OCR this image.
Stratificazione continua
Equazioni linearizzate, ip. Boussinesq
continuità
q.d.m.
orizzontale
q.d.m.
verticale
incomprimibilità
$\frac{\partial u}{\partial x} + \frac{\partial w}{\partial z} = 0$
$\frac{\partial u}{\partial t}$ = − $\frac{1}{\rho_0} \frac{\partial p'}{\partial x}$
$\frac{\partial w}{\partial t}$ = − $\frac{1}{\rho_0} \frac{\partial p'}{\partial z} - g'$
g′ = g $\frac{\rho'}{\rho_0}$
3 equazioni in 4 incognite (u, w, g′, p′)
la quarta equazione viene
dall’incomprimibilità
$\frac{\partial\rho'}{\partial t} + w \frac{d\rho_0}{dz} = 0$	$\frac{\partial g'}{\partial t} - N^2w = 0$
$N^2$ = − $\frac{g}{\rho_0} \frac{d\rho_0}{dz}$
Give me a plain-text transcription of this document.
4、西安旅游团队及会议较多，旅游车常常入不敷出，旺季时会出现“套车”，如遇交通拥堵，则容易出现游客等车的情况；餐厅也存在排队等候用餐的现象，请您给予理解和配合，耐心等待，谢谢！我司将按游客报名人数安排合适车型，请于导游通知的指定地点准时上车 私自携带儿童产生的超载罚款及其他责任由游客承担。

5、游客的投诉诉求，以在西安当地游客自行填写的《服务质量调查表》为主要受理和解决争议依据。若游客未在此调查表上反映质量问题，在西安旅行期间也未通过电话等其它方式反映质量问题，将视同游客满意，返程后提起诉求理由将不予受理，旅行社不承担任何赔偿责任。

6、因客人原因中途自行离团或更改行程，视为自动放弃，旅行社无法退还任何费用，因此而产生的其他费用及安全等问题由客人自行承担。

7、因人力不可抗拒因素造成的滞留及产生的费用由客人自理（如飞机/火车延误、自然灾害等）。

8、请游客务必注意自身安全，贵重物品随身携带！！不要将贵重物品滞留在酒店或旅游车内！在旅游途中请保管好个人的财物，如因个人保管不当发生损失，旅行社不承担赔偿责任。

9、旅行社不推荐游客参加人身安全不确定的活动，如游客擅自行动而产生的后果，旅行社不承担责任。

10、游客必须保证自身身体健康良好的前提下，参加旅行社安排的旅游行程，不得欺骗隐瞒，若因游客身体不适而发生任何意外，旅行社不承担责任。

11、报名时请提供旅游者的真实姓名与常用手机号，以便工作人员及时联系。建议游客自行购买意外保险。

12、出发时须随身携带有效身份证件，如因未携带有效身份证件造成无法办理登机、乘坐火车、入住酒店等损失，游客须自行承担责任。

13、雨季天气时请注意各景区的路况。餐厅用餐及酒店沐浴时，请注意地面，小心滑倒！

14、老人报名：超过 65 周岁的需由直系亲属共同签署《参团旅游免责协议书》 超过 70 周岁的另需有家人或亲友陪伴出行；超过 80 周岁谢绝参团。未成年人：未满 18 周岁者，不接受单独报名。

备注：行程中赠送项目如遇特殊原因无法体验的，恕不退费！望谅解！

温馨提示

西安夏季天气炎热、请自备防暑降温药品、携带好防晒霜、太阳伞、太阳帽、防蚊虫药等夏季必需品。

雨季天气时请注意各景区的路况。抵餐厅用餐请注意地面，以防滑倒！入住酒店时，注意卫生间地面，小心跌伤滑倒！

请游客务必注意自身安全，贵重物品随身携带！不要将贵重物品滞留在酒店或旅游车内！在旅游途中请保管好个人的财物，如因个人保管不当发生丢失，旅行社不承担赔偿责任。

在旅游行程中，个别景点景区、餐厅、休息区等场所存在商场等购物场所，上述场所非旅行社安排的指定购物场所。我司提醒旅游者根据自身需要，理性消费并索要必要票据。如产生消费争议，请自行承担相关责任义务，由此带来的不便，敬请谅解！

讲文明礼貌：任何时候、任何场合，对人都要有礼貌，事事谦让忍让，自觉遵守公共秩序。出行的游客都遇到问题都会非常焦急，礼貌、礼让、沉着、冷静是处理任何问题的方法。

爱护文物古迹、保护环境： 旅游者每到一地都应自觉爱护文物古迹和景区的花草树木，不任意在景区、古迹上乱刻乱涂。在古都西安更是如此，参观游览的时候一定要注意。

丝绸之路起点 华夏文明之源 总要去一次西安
# # #
* [TASK PROMPT] Look through the material above. Copy each line where the word "frac" appears.

* [RESPONSE TO THE EXERCISE]
$\frac{\partial u}{\partial x} + \frac{\partial w}{\partial z} = 0$
$\frac{\partial u}{\partial t}$ = − $\frac{1}{\rho_0} \frac{\partial p'}{\partial x}$
$\frac{\partial w}{\partial t}$ = − $\frac{1}{\rho_0} \frac{\partial p'}{\partial z} - g'$
g′ = g $\frac{\rho'}{\rho_0}$
$\frac{\partial\rho'}{\partial t} + w \frac{d\rho_0}{dz} = 0$	$\frac{\partial g'}{\partial t} - N^2w = 0$
$N^2$ = − $\frac{g}{\rho_0} \frac{d\rho_0}{dz}$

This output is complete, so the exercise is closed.